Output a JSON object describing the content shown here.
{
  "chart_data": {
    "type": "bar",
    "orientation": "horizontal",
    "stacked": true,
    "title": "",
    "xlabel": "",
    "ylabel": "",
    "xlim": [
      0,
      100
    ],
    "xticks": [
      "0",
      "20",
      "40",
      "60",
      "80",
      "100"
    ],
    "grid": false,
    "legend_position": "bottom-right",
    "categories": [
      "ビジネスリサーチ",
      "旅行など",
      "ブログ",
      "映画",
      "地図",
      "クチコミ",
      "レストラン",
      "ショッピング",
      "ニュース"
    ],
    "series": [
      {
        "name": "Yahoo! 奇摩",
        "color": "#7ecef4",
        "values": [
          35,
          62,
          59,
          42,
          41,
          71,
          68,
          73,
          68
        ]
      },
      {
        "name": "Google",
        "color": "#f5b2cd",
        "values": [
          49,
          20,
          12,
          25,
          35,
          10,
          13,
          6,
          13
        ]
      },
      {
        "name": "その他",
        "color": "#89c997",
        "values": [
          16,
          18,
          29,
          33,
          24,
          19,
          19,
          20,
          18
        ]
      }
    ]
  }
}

*-*-*

[Given exercise]:
Pull every line containing the word "color" out of the material and copy it.

[Problem solution]:
        "color": "#7ecef4",
        "color": "#f5b2cd",
        "color": "#89c997",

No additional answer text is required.